What needs to be done
The entries are to be returned exactly, with images left out.

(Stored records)
'''

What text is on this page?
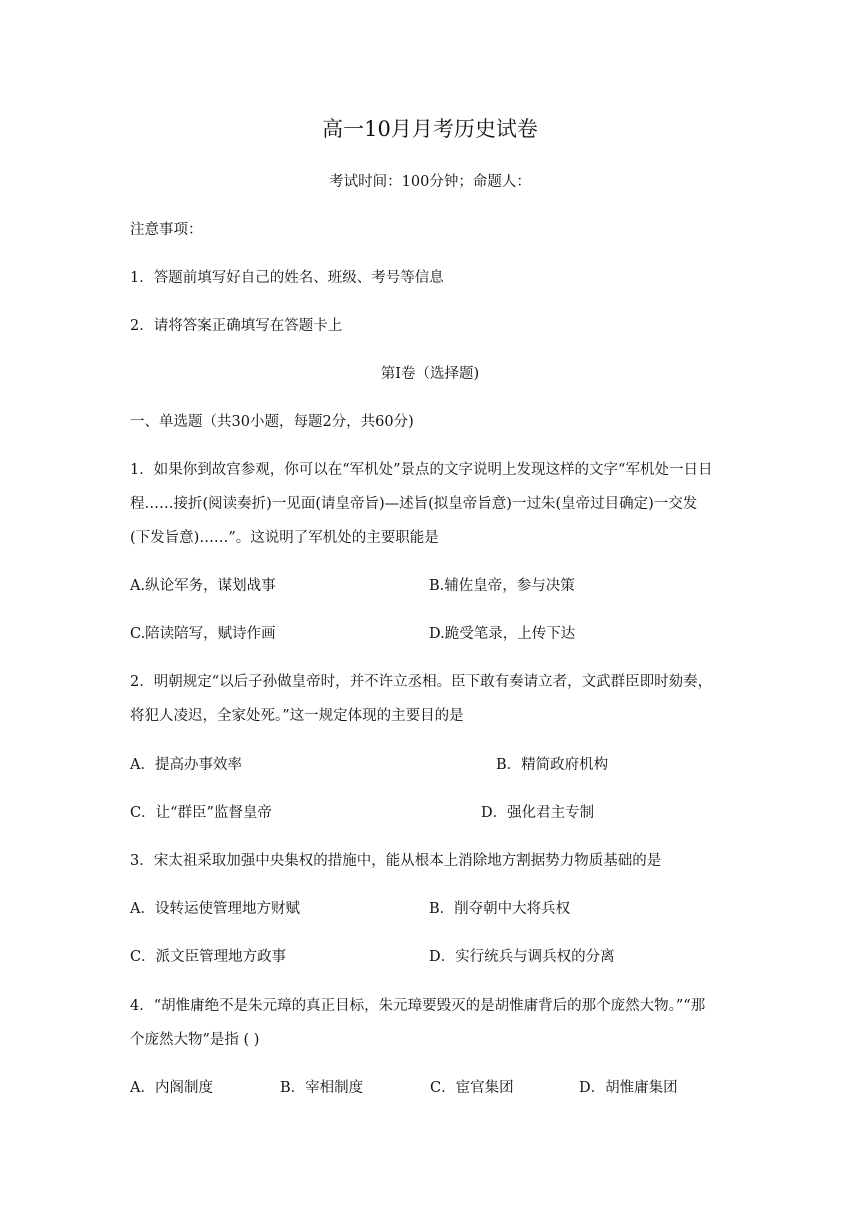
高一10月月考历史试卷
考试时间：100分钟；命题人：
注意事项：
1．答题前填写好自己的姓名、班级、考号等信息
2．请将答案正确填写在答题卡上
第I卷（选择题)
一、单选题（共30小题，每题2分，共60分)
1．如果你到故宫参观，你可以在“军机处”景点的文字说明上发现这样的文字“军机处一日日
程……接折(阅读奏折)一见面(请皇帝旨)—述旨(拟皇帝旨意)一过朱(皇帝过目确定)一交发
(下发旨意)……”。这说明了军机处的主要职能是
A.纵论军务，谋划战事	B.辅佐皇帝，参与决策
C.陪读陪写，赋诗作画	D.跪受笔录，上传下达
2．明朝规定“以后子孙做皇帝时，并不许立丞相。臣下敢有奏请立者，文武群臣即时劾奏，
将犯人凌迟，全家处死。”这一规定体现的主要目的是
A．提高办事效率	B．精简政府机构
C．让“群臣”监督皇帝	D．强化君主专制
3．宋太祖采取加强中央集权的措施中，能从根本上消除地方割据势力物质基础的是
A．设转运使管理地方财赋	B．削夺朝中大将兵权
C．派文臣管理地方政事	D．实行统兵与调兵权的分离
4．“胡惟庸绝不是朱元璋的真正目标，朱元璋要毁灭的是胡惟庸背后的那个庞然大物。”“那
个庞然大物”是指 ( )
A．内阁制度	B．宰相制度	C．宦官集团	D．胡惟庸集团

'''

The solution
What text is on this page?
高一10月月考历史试卷
考试时间：100分钟；命题人：
注意事项：
1．答题前填写好自己的姓名、班级、考号等信息
2．请将答案正确填写在答题卡上
第I卷（选择题)
一、单选题（共30小题，每题2分，共60分)
1．如果你到故宫参观，你可以在“军机处”景点的文字说明上发现这样的文字“军机处一日日
程……接折(阅读奏折)一见面(请皇帝旨)—述旨(拟皇帝旨意)一过朱(皇帝过目确定)一交发
(下发旨意)……”。这说明了军机处的主要职能是
A.纵论军务，谋划战事	B.辅佐皇帝，参与决策
C.陪读陪写，赋诗作画	D.跪受笔录，上传下达
2．明朝规定“以后子孙做皇帝时，并不许立丞相。臣下敢有奏请立者，文武群臣即时劾奏，
将犯人凌迟，全家处死。”这一规定体现的主要目的是
A．提高办事效率	B．精简政府机构
C．让“群臣”监督皇帝	D．强化君主专制
3．宋太祖采取加强中央集权的措施中，能从根本上消除地方割据势力物质基础的是
A．设转运使管理地方财赋	B．削夺朝中大将兵权
C．派文臣管理地方政事	D．实行统兵与调兵权的分离
4．“胡惟庸绝不是朱元璋的真正目标，朱元璋要毁灭的是胡惟庸背后的那个庞然大物。”“那
个庞然大物”是指 ( )
A．内阁制度	B．宰相制度	C．宦官集团	D．胡惟庸集团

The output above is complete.